### Goal of the exercise
Give only the number of lines that contain the word "tinggi".

### Material for this exercise
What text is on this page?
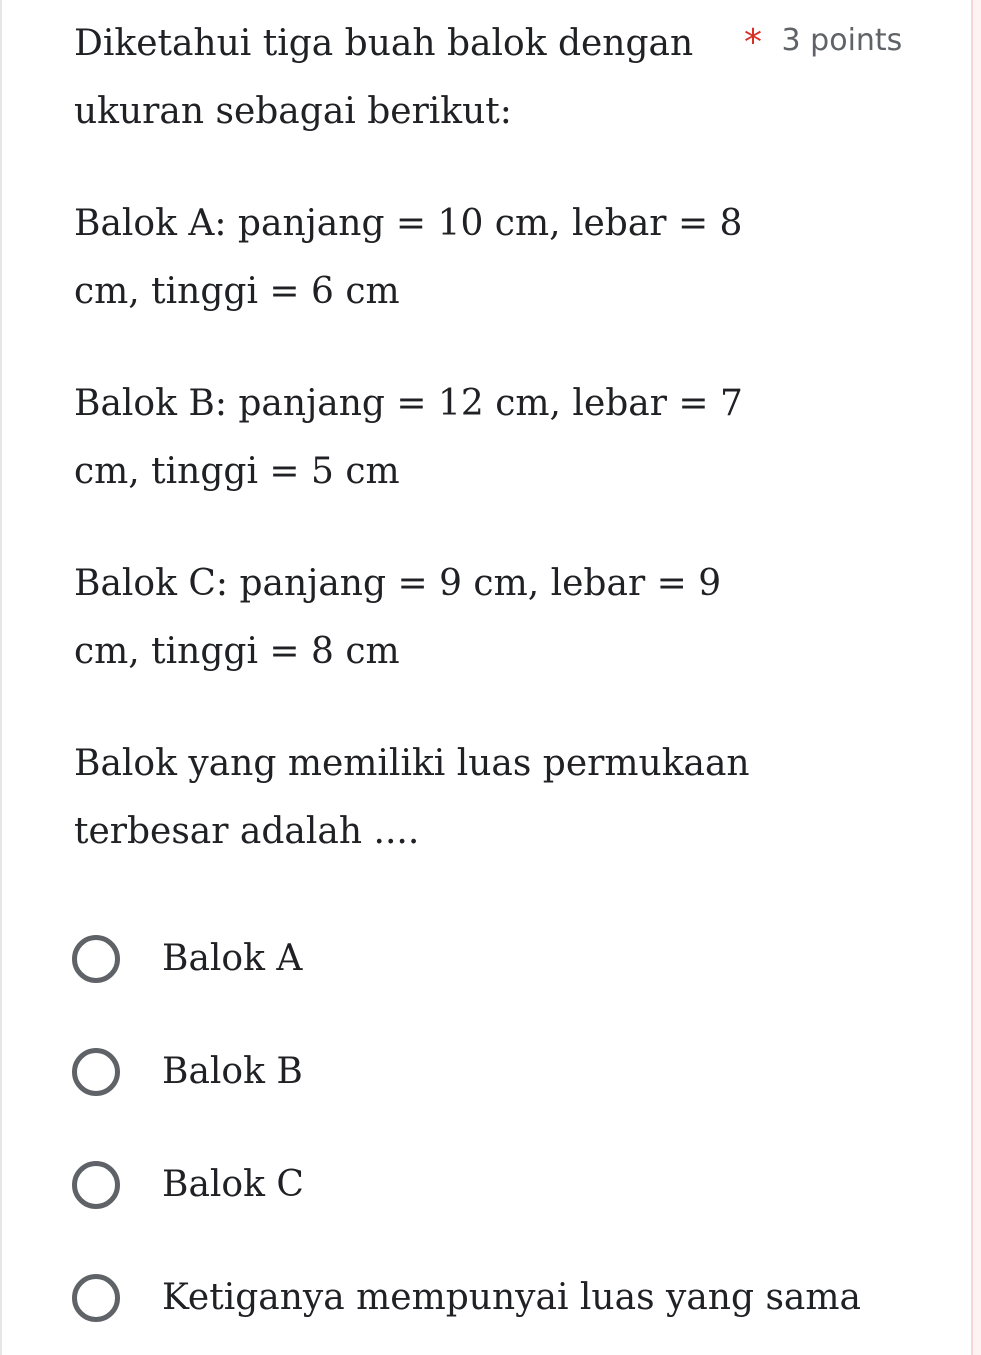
Diketahui tiga buah balok dengan ukuran sebagai berikut:

Balok A: panjang = 10 cm, lebar = 8 cm, tinggi = 6 cm

Balok B: panjang = 12 cm, lebar = 7 cm, tinggi = 5 cm

Balok C: panjang = 9 cm, lebar = 9 cm, tinggi = 8 cm

Balok yang memiliki luas permukaan terbesar adalah ....

* 3 points
Balok A
Balok B
Balok C
Ketiganya mempunyai luas yang sama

### Response
3